- **PROBLEM STATEMENT**: Write out every line of the material as it stands, apart from the pictures.

- **THE INPUT**:
## BEGIN

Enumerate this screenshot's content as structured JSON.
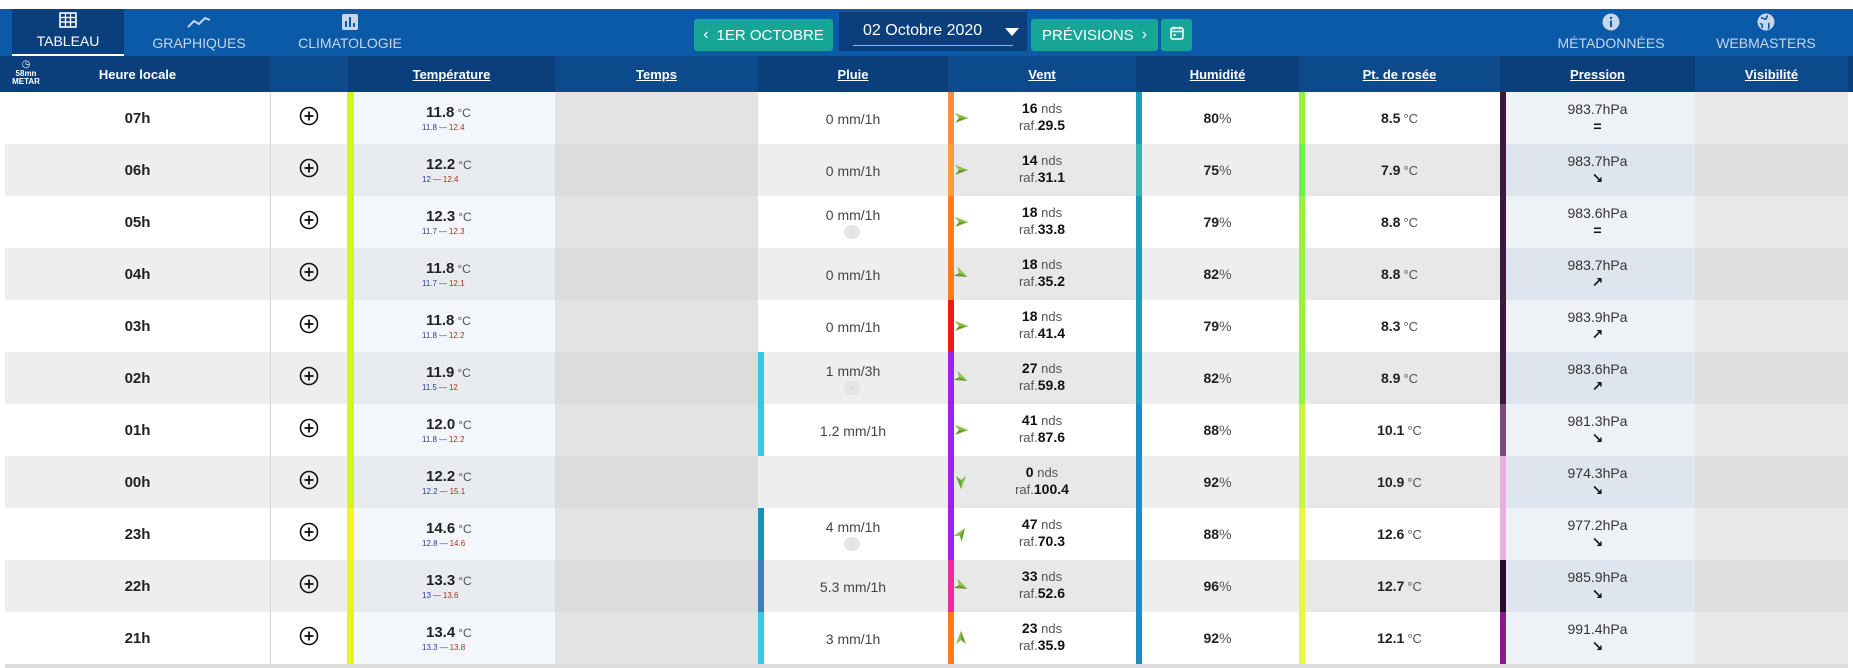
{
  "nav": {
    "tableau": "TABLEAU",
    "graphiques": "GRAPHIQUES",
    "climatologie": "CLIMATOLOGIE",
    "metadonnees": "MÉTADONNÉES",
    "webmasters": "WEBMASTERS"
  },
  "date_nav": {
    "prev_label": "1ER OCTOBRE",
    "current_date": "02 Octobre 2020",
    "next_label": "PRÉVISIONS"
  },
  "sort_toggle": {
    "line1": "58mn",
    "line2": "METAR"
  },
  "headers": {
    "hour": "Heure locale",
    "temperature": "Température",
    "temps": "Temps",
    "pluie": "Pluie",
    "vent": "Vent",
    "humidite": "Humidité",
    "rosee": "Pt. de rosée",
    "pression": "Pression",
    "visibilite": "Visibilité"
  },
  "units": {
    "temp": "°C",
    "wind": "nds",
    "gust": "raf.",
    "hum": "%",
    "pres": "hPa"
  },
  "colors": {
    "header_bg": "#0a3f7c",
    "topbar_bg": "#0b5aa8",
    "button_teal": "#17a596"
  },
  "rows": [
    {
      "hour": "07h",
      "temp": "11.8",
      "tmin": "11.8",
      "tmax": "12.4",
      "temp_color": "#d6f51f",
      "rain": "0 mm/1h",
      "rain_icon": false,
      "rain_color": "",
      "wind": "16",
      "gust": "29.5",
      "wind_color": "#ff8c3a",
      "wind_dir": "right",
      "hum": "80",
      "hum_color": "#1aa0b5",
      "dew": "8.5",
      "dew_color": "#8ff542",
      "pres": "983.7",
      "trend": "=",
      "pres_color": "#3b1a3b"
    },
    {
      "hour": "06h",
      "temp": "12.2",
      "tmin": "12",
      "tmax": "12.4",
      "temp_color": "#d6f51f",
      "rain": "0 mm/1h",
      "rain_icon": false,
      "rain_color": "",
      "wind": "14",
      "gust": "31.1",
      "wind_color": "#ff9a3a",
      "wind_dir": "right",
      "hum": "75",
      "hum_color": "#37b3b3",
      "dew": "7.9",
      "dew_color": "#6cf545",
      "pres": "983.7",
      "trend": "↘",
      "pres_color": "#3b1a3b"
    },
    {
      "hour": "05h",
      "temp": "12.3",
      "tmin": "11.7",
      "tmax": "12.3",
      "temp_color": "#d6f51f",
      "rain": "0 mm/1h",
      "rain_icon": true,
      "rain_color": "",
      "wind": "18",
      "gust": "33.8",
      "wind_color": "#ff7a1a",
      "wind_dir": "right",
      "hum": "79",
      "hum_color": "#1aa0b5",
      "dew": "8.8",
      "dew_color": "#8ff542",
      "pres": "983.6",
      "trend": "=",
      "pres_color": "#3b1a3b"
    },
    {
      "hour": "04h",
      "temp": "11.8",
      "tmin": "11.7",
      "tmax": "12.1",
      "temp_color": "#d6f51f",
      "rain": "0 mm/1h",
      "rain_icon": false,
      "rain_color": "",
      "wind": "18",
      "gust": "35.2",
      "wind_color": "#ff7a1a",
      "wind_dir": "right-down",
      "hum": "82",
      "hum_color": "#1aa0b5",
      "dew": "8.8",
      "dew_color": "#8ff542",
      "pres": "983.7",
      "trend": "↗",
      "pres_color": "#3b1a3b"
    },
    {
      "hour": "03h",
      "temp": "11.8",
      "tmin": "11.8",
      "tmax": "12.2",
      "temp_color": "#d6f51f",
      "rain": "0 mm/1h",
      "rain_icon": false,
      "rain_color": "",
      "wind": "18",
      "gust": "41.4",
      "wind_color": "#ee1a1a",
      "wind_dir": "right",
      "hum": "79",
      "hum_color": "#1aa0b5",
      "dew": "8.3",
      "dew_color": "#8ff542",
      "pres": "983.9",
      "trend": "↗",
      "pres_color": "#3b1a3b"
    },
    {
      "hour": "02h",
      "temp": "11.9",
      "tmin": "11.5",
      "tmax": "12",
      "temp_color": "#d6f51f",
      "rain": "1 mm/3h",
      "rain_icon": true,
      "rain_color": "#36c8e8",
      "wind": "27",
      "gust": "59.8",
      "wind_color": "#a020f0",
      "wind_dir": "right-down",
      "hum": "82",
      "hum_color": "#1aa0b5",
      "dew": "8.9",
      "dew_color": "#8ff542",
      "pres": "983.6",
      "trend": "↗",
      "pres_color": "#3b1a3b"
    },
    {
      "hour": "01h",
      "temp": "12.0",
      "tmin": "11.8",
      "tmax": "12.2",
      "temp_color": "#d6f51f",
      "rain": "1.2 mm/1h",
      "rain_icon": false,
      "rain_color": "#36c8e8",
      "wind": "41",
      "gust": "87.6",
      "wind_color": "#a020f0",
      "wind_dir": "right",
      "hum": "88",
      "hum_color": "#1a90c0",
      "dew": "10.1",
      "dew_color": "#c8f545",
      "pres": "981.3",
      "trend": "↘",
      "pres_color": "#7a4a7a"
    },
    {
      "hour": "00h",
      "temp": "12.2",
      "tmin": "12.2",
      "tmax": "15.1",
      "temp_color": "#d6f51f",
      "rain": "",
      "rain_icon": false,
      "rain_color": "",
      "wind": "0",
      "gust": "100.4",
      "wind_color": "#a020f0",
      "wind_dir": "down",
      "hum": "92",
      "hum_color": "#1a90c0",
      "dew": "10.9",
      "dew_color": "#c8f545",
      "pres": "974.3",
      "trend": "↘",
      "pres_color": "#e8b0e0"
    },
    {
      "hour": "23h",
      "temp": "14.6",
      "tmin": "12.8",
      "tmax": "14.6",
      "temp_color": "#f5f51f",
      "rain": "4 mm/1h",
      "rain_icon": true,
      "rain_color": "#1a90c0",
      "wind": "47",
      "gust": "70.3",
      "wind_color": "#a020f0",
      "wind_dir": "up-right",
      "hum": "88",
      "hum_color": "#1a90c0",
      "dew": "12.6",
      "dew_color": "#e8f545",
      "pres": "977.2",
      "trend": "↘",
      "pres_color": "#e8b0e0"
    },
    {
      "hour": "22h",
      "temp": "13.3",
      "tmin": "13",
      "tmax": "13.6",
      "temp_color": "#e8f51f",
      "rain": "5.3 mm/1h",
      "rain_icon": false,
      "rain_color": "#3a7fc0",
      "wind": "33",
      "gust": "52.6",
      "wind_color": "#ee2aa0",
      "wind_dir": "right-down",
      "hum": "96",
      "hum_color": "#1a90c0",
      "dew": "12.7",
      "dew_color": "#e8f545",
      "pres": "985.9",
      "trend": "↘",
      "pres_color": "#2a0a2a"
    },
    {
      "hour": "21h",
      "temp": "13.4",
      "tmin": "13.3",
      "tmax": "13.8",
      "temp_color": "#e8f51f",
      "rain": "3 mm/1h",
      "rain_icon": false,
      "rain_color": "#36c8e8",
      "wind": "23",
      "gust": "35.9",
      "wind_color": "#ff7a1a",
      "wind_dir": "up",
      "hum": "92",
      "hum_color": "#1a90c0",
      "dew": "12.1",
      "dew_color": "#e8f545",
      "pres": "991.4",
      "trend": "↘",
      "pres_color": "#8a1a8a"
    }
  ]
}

## END

- **WRITTEN ANSWER**:
Enumerate this screenshot's content as structured JSON.
{
  "nav": {
    "tableau": "TABLEAU",
    "graphiques": "GRAPHIQUES",
    "climatologie": "CLIMATOLOGIE",
    "metadonnees": "MÉTADONNÉES",
    "webmasters": "WEBMASTERS"
  },
  "date_nav": {
    "prev_label": "1ER OCTOBRE",
    "current_date": "02 Octobre 2020",
    "next_label": "PRÉVISIONS"
  },
  "sort_toggle": {
    "line1": "58mn",
    "line2": "METAR"
  },
  "headers": {
    "hour": "Heure locale",
    "temperature": "Température",
    "temps": "Temps",
    "pluie": "Pluie",
    "vent": "Vent",
    "humidite": "Humidité",
    "rosee": "Pt. de rosée",
    "pression": "Pression",
    "visibilite": "Visibilité"
  },
  "units": {
    "temp": "°C",
    "wind": "nds",
    "gust": "raf.",
    "hum": "%",
    "pres": "hPa"
  },
  "colors": {
    "header_bg": "#0a3f7c",
    "topbar_bg": "#0b5aa8",
    "button_teal": "#17a596"
  },
  "rows": [
    {
      "hour": "07h",
      "temp": "11.8",
      "tmin": "11.8",
      "tmax": "12.4",
      "temp_color": "#d6f51f",
      "rain": "0 mm/1h",
      "rain_icon": false,
      "rain_color": "",
      "wind": "16",
      "gust": "29.5",
      "wind_color": "#ff8c3a",
      "wind_dir": "right",
      "hum": "80",
      "hum_color": "#1aa0b5",
      "dew": "8.5",
      "dew_color": "#8ff542",
      "pres": "983.7",
      "trend": "=",
      "pres_color": "#3b1a3b"
    },
    {
      "hour": "06h",
      "temp": "12.2",
      "tmin": "12",
      "tmax": "12.4",
      "temp_color": "#d6f51f",
      "rain": "0 mm/1h",
      "rain_icon": false,
      "rain_color": "",
      "wind": "14",
      "gust": "31.1",
      "wind_color": "#ff9a3a",
      "wind_dir": "right",
      "hum": "75",
      "hum_color": "#37b3b3",
      "dew": "7.9",
      "dew_color": "#6cf545",
      "pres": "983.7",
      "trend": "↘",
      "pres_color": "#3b1a3b"
    },
    {
      "hour": "05h",
      "temp": "12.3",
      "tmin": "11.7",
      "tmax": "12.3",
      "temp_color": "#d6f51f",
      "rain": "0 mm/1h",
      "rain_icon": true,
      "rain_color": "",
      "wind": "18",
      "gust": "33.8",
      "wind_color": "#ff7a1a",
      "wind_dir": "right",
      "hum": "79",
      "hum_color": "#1aa0b5",
      "dew": "8.8",
      "dew_color": "#8ff542",
      "pres": "983.6",
      "trend": "=",
      "pres_color": "#3b1a3b"
    },
    {
      "hour": "04h",
      "temp": "11.8",
      "tmin": "11.7",
      "tmax": "12.1",
      "temp_color": "#d6f51f",
      "rain": "0 mm/1h",
      "rain_icon": false,
      "rain_color": "",
      "wind": "18",
      "gust": "35.2",
      "wind_color": "#ff7a1a",
      "wind_dir": "right-down",
      "hum": "82",
      "hum_color": "#1aa0b5",
      "dew": "8.8",
      "dew_color": "#8ff542",
      "pres": "983.7",
      "trend": "↗",
      "pres_color": "#3b1a3b"
    },
    {
      "hour": "03h",
      "temp": "11.8",
      "tmin": "11.8",
      "tmax": "12.2",
      "temp_color": "#d6f51f",
      "rain": "0 mm/1h",
      "rain_icon": false,
      "rain_color": "",
      "wind": "18",
      "gust": "41.4",
      "wind_color": "#ee1a1a",
      "wind_dir": "right",
      "hum": "79",
      "hum_color": "#1aa0b5",
      "dew": "8.3",
      "dew_color": "#8ff542",
      "pres": "983.9",
      "trend": "↗",
      "pres_color": "#3b1a3b"
    },
    {
      "hour": "02h",
      "temp": "11.9",
      "tmin": "11.5",
      "tmax": "12",
      "temp_color": "#d6f51f",
      "rain": "1 mm/3h",
      "rain_icon": true,
      "rain_color": "#36c8e8",
      "wind": "27",
      "gust": "59.8",
      "wind_color": "#a020f0",
      "wind_dir": "right-down",
      "hum": "82",
      "hum_color": "#1aa0b5",
      "dew": "8.9",
      "dew_color": "#8ff542",
      "pres": "983.6",
      "trend": "↗",
      "pres_color": "#3b1a3b"
    },
    {
      "hour": "01h",
      "temp": "12.0",
      "tmin": "11.8",
      "tmax": "12.2",
      "temp_color": "#d6f51f",
      "rain": "1.2 mm/1h",
      "rain_icon": false,
      "rain_color": "#36c8e8",
      "wind": "41",
      "gust": "87.6",
      "wind_color": "#a020f0",
      "wind_dir": "right",
      "hum": "88",
      "hum_color": "#1a90c0",
      "dew": "10.1",
      "dew_color": "#c8f545",
      "pres": "981.3",
      "trend": "↘",
      "pres_color": "#7a4a7a"
    },
    {
      "hour": "00h",
      "temp": "12.2",
      "tmin": "12.2",
      "tmax": "15.1",
      "temp_color": "#d6f51f",
      "rain": "",
      "rain_icon": false,
      "rain_color": "",
      "wind": "0",
      "gust": "100.4",
      "wind_color": "#a020f0",
      "wind_dir": "down",
      "hum": "92",
      "hum_color": "#1a90c0",
      "dew": "10.9",
      "dew_color": "#c8f545",
      "pres": "974.3",
      "trend": "↘",
      "pres_color": "#e8b0e0"
    },
    {
      "hour": "23h",
      "temp": "14.6",
      "tmin": "12.8",
      "tmax": "14.6",
      "temp_color": "#f5f51f",
      "rain": "4 mm/1h",
      "rain_icon": true,
      "rain_color": "#1a90c0",
      "wind": "47",
      "gust": "70.3",
      "wind_color": "#a020f0",
      "wind_dir": "up-right",
      "hum": "88",
      "hum_color": "#1a90c0",
      "dew": "12.6",
      "dew_color": "#e8f545",
      "pres": "977.2",
      "trend": "↘",
      "pres_color": "#e8b0e0"
    },
    {
      "hour": "22h",
      "temp": "13.3",
      "tmin": "13",
      "tmax": "13.6",
      "temp_color": "#e8f51f",
      "rain": "5.3 mm/1h",
      "rain_icon": false,
      "rain_color": "#3a7fc0",
      "wind": "33",
      "gust": "52.6",
      "wind_color": "#ee2aa0",
      "wind_dir": "right-down",
      "hum": "96",
      "hum_color": "#1a90c0",
      "dew": "12.7",
      "dew_color": "#e8f545",
      "pres": "985.9",
      "trend": "↘",
      "pres_color": "#2a0a2a"
    },
    {
      "hour": "21h",
      "temp": "13.4",
      "tmin": "13.3",
      "tmax": "13.8",
      "temp_color": "#e8f51f",
      "rain": "3 mm/1h",
      "rain_icon": false,
      "rain_color": "#36c8e8",
      "wind": "23",
      "gust": "35.9",
      "wind_color": "#ff7a1a",
      "wind_dir": "up",
      "hum": "92",
      "hum_color": "#1a90c0",
      "dew": "12.1",
      "dew_color": "#e8f545",
      "pres": "991.4",
      "trend": "↘",
      "pres_color": "#8a1a8a"
    }
  ]
}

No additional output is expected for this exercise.